## Text segment
Chronic symptoms include:

• fatigue
• new or worsening cough that does not produce frothy sputum
• increased shortness of breath during activity or while lying down
• wheezing
• rapid weight gain
• peripheral edema

HAPE symptoms include:

• headache
• initial shortness of breath during activity, then shortness of breath while sedentary
• a cough that is initially dry but can become productive with bloody, frothy sputum
• tachycardia and chest pain
• generalized weakness
• fever

Diagnostic tests for noncardiac pulmonary edema include a chest X-ray, chest CT, ABG test, and lung ultrasound. An electrocardiogram (EKG), echocardiogram, and B-type natriuretic peptide test (BNP) will rule out a cardiac cause for the pulmonary edema and determine whether the pulmonary edema affects cardiac function.

Treatment

The patient will be on continuous pulse oximetry and telemetry monitoring. Supplemental oxygen may be needed depending on the severity of the pulmonary edema. The primary treatment method is diuretics such as furosemide (Lasix®) or bumetanide (Bumex®) that can be provided orally or intravenously. Depending on whether the pulmonary edema has started to affect the heart, vasodilatory medications like nitroglycerin or nitroprusside may be used. Morphine can be given intravenously or orally to relieve the shortness of breath that the patient is experiencing.

If the patient experiences HAPE, they should immediately relocate to a lower altitude and receive supplemental oxygen. Their caretakers should make sure they remain warm and minimize their physical activity.

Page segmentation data

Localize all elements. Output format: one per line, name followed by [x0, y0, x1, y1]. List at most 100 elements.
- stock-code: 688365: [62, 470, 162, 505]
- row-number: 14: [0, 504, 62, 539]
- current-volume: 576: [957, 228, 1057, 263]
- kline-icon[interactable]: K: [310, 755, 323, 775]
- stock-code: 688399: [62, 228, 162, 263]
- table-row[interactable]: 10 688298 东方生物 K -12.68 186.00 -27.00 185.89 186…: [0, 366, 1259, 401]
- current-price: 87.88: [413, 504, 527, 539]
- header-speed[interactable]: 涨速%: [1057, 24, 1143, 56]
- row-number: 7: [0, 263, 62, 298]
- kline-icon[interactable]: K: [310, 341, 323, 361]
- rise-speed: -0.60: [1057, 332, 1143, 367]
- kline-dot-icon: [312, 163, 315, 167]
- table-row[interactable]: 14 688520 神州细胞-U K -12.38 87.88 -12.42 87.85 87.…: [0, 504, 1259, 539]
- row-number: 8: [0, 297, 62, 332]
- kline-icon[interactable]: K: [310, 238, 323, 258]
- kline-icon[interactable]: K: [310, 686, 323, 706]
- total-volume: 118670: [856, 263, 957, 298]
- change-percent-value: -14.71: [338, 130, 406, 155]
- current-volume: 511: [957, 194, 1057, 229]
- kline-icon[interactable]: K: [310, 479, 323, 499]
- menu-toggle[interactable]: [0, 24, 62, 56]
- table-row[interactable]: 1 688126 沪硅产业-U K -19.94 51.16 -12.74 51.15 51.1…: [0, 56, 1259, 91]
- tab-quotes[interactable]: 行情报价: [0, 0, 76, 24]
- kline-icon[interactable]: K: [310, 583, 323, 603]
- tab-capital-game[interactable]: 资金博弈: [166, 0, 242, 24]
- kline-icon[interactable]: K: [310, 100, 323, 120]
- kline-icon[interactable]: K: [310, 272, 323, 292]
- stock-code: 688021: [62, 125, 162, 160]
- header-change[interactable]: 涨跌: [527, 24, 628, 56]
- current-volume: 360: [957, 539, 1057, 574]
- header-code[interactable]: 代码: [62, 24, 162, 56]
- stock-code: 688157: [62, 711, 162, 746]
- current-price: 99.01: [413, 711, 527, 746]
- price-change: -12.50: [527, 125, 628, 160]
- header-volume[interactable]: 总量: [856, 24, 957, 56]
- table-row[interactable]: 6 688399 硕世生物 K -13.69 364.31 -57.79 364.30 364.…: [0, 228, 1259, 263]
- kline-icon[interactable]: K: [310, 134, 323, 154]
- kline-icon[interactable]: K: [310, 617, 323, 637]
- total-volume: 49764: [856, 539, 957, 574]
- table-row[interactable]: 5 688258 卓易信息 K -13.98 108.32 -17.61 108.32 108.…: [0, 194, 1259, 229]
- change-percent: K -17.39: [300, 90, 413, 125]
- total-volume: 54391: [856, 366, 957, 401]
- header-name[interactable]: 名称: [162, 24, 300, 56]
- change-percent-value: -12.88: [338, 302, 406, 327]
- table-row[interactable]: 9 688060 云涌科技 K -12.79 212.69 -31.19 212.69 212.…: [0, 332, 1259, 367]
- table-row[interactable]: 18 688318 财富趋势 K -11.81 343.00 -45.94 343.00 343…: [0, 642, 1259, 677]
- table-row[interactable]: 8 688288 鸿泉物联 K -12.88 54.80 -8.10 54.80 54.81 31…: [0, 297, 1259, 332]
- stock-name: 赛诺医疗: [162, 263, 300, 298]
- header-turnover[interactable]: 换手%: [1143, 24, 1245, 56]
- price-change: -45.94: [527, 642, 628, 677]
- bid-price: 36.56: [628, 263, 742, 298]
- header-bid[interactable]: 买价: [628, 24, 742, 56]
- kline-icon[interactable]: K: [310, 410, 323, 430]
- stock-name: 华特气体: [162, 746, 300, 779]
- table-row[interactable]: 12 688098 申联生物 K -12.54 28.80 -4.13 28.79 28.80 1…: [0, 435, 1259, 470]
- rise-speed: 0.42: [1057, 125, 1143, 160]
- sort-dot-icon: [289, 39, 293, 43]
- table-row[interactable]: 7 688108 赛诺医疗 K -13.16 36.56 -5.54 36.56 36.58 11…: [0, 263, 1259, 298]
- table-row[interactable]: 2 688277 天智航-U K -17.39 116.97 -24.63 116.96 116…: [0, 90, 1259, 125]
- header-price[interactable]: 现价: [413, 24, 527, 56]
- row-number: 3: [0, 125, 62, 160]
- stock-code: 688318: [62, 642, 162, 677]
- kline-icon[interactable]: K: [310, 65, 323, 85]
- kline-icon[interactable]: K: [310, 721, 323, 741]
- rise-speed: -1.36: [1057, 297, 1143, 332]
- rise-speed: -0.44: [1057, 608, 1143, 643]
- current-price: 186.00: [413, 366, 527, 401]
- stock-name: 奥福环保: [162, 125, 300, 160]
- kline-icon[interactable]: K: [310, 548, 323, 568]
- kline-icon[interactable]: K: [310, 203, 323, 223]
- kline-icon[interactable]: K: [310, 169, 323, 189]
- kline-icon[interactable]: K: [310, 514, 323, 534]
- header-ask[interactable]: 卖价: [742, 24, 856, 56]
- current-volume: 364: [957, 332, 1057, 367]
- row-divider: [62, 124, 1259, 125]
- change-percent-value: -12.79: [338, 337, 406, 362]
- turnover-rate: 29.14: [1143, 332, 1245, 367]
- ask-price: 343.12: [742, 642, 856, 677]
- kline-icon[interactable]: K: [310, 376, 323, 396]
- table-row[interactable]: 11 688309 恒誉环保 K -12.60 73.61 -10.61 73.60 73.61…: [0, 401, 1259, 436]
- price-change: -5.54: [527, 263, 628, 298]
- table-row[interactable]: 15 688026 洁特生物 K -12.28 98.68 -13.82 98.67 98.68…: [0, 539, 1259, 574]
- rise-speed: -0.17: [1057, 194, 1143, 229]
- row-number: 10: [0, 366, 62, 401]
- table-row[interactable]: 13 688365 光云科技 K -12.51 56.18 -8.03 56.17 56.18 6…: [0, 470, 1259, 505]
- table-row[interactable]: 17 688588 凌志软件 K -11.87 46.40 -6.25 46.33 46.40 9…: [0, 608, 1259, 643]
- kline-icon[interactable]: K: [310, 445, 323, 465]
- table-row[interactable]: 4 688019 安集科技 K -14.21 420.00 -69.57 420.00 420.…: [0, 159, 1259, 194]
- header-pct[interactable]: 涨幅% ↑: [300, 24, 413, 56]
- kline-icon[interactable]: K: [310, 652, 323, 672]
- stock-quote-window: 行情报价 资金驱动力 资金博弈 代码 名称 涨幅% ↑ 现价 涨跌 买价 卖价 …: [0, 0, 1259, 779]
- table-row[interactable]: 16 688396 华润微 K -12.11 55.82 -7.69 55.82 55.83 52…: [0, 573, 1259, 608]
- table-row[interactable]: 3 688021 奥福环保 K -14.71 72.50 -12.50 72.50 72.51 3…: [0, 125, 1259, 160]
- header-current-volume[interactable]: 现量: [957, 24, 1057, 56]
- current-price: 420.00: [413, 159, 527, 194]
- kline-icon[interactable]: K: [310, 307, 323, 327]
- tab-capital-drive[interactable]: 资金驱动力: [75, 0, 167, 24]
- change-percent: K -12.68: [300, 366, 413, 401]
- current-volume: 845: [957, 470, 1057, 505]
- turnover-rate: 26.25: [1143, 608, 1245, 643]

## Parts of the exercise
a) Write out again the part of the passage on pulmonary edema that opens with the words containing "Diagnostic tests for" and closes with "patient is experiencing.".
b) Carry on the passage on pulmonary edema from the point where it stops.
The entries are not needed for this work.

## Exercise answers
a)
Diagnostic tests for noncardiac pulmonary edema include a chest X-ray, chest CT, ABG test, and lung ultrasound. An electrocardiogram (EKG), echocardiogram, and B-type natriuretic peptide test (BNP) will rule out a cardiac cause for the pulmonary edema and determine whether the pulmonary edema affects cardiac function.

Treatment

The patient will be on continuous pulse oximetry and telemetry monitoring. Supplemental oxygen may be needed depending on the severity of the pulmonary edema. The primary treatment method is diuretics such as furosemide (Lasix®) or bumetanide (Bumex®) that can be provided orally or intravenously. Depending on whether the pulmonary edema has started to affect the heart, vasodilatory medications like nitroglycerin or nitroprusside may be used. Morphine can be given intravenously or orally to relieve the shortness of breath that the patient is experiencing.

b)
Pulmonary Embolus

A pulmonary embolus is a blood clot, fatty plaque, or air bubble that travels through the circulatory system until it reaches the pulmonary artery and blocks blood flow to the lungs. It most commonly originates from a deep vein thrombosis (DVT) in the legs or, less commonly, in the arms. Causes of a pulmonary embolus include:

• genetic clotting disorders (e.g., factor V Leiden clotting disorder)
• inactivity
• major surgery such as a joint replacement
• fat embolism from the fracture of a large bone (e.g., femur or tibia)
• tumor
• heart disease
• smoking
• cancer
• air embolism

Assessment

Symptoms of a pulmonary embolus include:

• dyspnea
• bloody sputum
• tachypnea
• tachycardia
• dyspnea
• chest pain
• cyanosis
• hypoxia

It is common for multiple emboli to occur simultaneously. Lung sounds will reveal crackles/rales or wheezing. A pulmonary embolus can be diagnosed using a chest CT, pulmonary angiogram, V/Q scan, and MRI. A duplex ultrasound can be used to check for DVTs in the upper and lower extremities. A blood test called a D-dimer measures a protein formed when a blood clot dissolves (indicating that a fragment of a blood clot from the legs has broken off, for instance). An ABG test can provide valuable information about the patient’s oxygenation status. Pulmonary emboli will not show up on a chest X-ray.

Treatment

Supplemental oxygen and continuous pulse oximetry should be initiated immediately if a pulmonary embolus is suspected. If the patient is not already hospitalized, they should be transported rapidly to the nearest medical facility. Untreated pulmonary emboli carry a fatality rate of up to 30 percent, while treated emboli carry a fatality rate of only eight percent. A continuous heparin infusion will be initiated immediately, and an anti-Xa assay or an activated partial thromboplastin time (aPTT) test will be drawn on a regular basis, according to the healthcare facility’s policy, to make sure the heparin infusion is within the targeted range.

If it is not within range, the heparin infusion will be titrated accordingly. If the patient has a heparin allergy or a history of heparin-induced thrombocytopenia (HIT), an infusion of a medication like argatroban will be initiated instead. The patient will likely remain hospitalized for several days at the minimum before being transitioned to an oral anticoagulant such as warfarin. An inferior vena cava (IVC) filter can be placed to prevent pulmonary emboli in patients who can’t take anticoagulants.